● **TASK BRIEF**:
Your answer is a single number: how many lines hold the word "left"?

● **EXCERPTED RECORDS**:

========================

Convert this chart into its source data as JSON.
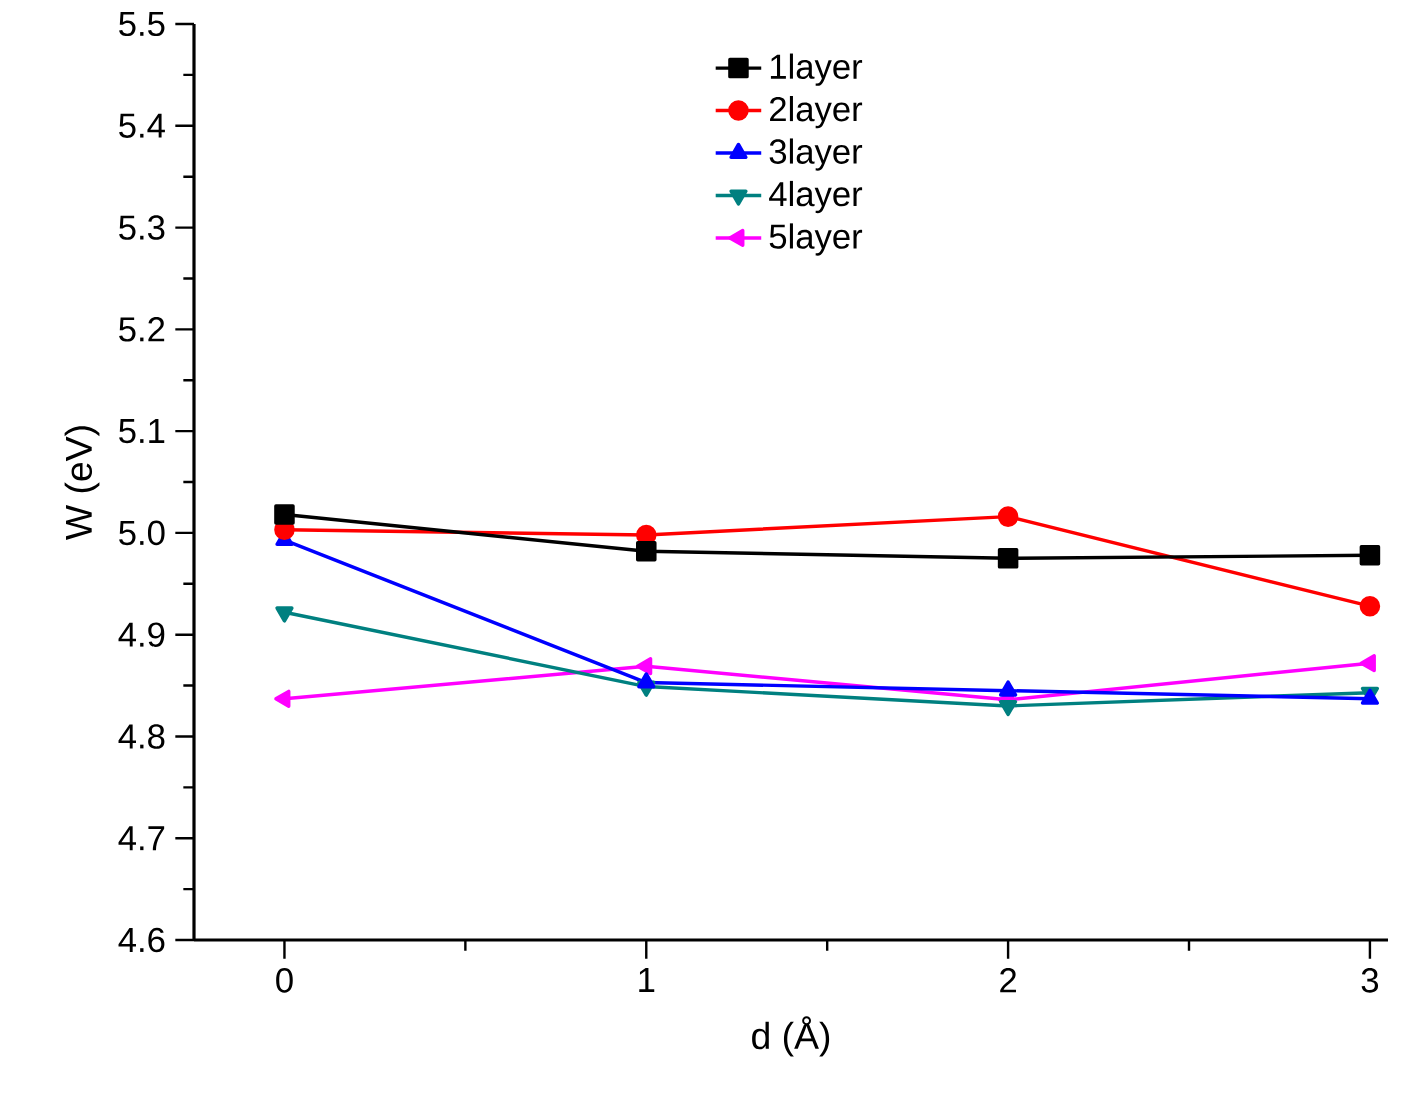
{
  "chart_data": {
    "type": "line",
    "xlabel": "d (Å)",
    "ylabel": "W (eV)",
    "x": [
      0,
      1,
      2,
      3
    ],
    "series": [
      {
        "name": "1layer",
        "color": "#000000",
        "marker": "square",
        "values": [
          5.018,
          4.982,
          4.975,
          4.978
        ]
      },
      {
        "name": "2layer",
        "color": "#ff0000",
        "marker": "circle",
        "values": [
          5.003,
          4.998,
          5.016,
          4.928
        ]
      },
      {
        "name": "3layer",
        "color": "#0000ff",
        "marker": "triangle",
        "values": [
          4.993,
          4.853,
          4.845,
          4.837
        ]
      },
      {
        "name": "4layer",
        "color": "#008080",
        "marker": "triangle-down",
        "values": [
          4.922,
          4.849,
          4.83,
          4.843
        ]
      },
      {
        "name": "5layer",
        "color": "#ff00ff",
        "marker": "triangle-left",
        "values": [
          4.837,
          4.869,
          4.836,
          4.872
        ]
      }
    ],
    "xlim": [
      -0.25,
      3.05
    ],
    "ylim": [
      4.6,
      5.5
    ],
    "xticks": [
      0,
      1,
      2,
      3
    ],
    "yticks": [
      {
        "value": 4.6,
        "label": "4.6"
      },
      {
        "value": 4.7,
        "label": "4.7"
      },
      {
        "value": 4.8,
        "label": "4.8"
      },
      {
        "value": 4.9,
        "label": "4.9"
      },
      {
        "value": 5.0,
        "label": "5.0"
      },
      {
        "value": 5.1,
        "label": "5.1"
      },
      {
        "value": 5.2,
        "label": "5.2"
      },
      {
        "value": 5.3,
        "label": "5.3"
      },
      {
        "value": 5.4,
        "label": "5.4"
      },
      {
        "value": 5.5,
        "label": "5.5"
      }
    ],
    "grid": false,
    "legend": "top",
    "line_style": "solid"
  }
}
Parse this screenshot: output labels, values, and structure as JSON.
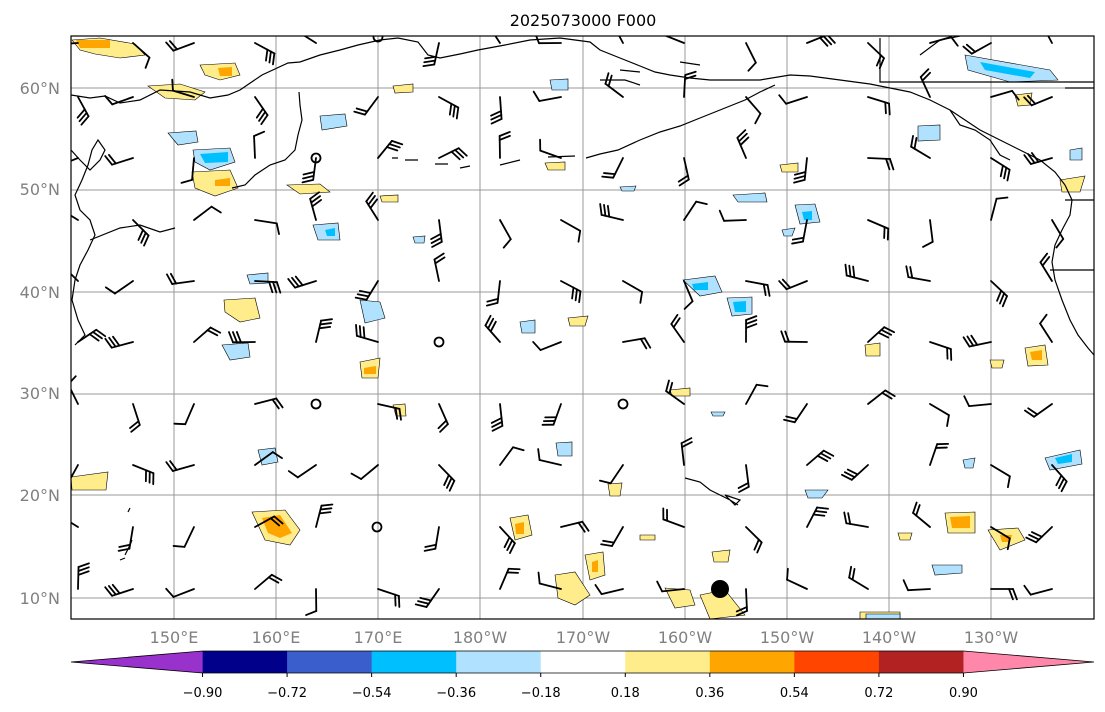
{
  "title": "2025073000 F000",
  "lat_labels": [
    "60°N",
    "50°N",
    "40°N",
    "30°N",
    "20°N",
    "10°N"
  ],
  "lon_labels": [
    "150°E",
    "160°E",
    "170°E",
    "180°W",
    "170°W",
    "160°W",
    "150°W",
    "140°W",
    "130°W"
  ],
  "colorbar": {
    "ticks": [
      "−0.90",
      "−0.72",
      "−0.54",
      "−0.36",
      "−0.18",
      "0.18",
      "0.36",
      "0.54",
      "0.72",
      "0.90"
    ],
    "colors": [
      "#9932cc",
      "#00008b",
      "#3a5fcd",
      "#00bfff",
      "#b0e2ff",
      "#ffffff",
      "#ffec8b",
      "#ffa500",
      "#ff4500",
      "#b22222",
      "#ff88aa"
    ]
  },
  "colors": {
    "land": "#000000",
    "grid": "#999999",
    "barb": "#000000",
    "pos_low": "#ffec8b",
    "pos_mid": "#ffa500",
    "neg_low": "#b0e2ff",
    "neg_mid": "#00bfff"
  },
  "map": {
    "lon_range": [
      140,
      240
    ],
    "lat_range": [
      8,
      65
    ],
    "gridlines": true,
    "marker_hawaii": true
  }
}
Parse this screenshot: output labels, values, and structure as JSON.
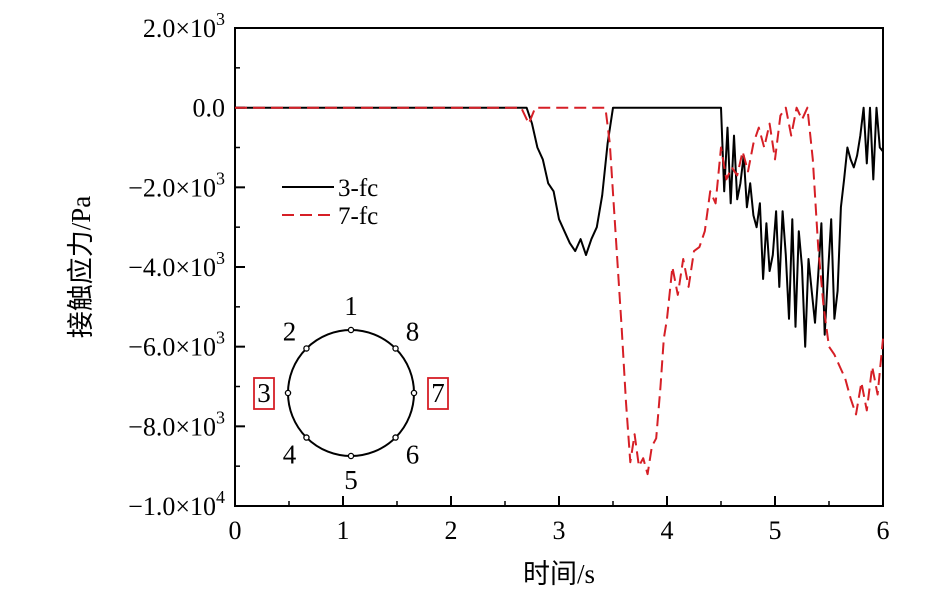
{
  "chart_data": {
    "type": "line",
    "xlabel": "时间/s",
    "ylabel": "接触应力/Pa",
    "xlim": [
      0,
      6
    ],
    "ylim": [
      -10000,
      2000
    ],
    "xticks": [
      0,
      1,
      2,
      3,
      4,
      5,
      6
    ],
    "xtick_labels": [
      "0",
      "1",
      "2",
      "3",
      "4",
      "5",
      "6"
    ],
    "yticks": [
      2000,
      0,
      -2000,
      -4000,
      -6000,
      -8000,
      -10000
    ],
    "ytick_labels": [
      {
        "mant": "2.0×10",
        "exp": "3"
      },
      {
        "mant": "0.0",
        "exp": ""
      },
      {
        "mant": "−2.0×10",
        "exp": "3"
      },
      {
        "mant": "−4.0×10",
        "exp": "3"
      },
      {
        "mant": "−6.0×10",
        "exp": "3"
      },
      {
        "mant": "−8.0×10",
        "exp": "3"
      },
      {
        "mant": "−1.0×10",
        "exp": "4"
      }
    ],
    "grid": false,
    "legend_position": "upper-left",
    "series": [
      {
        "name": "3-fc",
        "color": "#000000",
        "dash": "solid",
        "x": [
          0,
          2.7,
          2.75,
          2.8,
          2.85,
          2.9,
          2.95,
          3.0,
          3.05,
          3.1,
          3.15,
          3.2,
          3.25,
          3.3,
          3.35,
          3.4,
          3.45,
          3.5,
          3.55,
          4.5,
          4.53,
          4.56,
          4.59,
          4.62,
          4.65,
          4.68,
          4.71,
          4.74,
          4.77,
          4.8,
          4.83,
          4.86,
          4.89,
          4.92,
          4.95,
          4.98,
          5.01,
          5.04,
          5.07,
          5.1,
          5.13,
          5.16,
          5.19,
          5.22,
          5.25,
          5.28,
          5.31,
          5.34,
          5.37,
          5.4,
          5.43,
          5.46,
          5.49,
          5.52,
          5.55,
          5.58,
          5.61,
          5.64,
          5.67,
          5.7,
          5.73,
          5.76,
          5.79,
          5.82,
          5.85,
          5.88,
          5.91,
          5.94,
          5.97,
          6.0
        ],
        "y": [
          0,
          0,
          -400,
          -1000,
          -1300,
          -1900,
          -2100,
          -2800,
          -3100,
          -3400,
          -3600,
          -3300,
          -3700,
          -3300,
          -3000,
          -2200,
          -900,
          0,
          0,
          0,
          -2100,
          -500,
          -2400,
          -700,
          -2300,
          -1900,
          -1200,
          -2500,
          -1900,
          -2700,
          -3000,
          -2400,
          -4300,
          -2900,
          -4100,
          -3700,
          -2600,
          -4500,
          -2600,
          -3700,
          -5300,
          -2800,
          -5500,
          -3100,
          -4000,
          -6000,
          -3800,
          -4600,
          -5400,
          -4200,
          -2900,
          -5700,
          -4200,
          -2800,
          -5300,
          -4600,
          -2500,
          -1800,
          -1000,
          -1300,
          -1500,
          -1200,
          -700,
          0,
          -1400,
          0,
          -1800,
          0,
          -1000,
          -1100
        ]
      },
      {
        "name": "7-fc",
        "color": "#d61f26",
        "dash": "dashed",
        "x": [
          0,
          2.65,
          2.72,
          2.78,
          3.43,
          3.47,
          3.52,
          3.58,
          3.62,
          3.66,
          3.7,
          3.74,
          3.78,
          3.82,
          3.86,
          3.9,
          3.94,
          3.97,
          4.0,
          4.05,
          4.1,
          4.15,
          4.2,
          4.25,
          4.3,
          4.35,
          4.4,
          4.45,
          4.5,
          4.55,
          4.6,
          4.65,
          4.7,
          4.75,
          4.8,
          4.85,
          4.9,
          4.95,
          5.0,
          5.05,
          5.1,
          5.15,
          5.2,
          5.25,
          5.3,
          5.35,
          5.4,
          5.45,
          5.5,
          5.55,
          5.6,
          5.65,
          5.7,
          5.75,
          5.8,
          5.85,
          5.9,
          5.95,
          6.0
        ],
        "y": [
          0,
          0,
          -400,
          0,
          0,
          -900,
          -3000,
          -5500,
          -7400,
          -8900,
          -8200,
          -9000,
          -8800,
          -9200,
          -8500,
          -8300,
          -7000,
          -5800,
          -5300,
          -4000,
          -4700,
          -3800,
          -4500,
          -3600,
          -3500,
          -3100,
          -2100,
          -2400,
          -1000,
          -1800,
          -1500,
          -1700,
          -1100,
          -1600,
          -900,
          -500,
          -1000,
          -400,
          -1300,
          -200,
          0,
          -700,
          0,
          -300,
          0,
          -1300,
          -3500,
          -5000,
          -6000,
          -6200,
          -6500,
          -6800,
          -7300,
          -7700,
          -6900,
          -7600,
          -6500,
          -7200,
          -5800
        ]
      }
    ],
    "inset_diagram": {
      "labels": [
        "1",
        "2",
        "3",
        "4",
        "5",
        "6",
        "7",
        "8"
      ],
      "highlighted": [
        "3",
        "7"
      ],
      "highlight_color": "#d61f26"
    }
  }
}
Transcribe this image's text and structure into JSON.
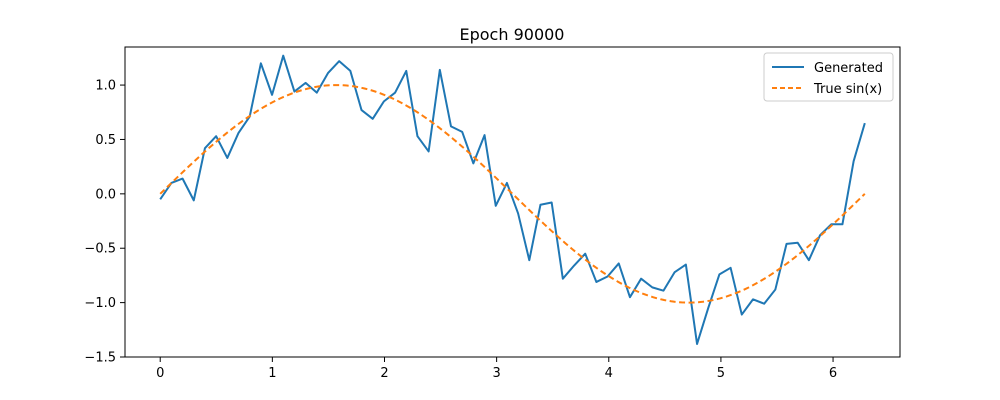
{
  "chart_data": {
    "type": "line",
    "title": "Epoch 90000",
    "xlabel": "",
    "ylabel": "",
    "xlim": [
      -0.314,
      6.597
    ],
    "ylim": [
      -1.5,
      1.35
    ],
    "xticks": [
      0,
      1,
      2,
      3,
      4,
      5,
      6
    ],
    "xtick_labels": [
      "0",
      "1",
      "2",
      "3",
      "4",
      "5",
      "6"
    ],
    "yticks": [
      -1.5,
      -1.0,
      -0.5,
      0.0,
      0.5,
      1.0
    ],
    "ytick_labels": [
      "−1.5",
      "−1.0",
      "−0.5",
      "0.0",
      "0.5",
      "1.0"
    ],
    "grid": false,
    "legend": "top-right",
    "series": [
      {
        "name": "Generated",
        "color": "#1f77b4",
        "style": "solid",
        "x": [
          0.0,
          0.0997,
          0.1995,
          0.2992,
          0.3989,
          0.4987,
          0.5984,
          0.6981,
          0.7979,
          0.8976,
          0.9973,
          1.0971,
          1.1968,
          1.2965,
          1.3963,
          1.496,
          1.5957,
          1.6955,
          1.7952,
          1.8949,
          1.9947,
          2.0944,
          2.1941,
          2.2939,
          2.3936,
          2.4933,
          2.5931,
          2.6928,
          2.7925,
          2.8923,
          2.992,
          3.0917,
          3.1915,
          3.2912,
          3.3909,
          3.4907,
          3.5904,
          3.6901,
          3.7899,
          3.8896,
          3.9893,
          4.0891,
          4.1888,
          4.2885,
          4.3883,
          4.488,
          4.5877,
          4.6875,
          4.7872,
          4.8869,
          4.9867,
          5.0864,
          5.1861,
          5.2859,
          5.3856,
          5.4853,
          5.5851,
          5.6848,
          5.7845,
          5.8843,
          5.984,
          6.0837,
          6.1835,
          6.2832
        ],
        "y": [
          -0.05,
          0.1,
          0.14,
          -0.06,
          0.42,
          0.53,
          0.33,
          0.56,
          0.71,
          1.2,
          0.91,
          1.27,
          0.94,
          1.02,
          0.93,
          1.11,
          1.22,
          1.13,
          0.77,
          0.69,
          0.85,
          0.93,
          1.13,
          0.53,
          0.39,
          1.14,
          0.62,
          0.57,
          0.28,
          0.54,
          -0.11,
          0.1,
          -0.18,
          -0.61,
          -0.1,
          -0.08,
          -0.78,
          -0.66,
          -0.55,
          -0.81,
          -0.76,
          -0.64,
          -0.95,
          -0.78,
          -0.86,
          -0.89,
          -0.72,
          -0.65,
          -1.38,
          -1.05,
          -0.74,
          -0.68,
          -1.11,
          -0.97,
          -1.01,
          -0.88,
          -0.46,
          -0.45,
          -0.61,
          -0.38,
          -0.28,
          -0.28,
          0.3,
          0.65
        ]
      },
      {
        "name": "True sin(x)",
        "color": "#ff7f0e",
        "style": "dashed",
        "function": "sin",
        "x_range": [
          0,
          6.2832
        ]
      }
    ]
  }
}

========================

● **TASK SOLUTION**:
2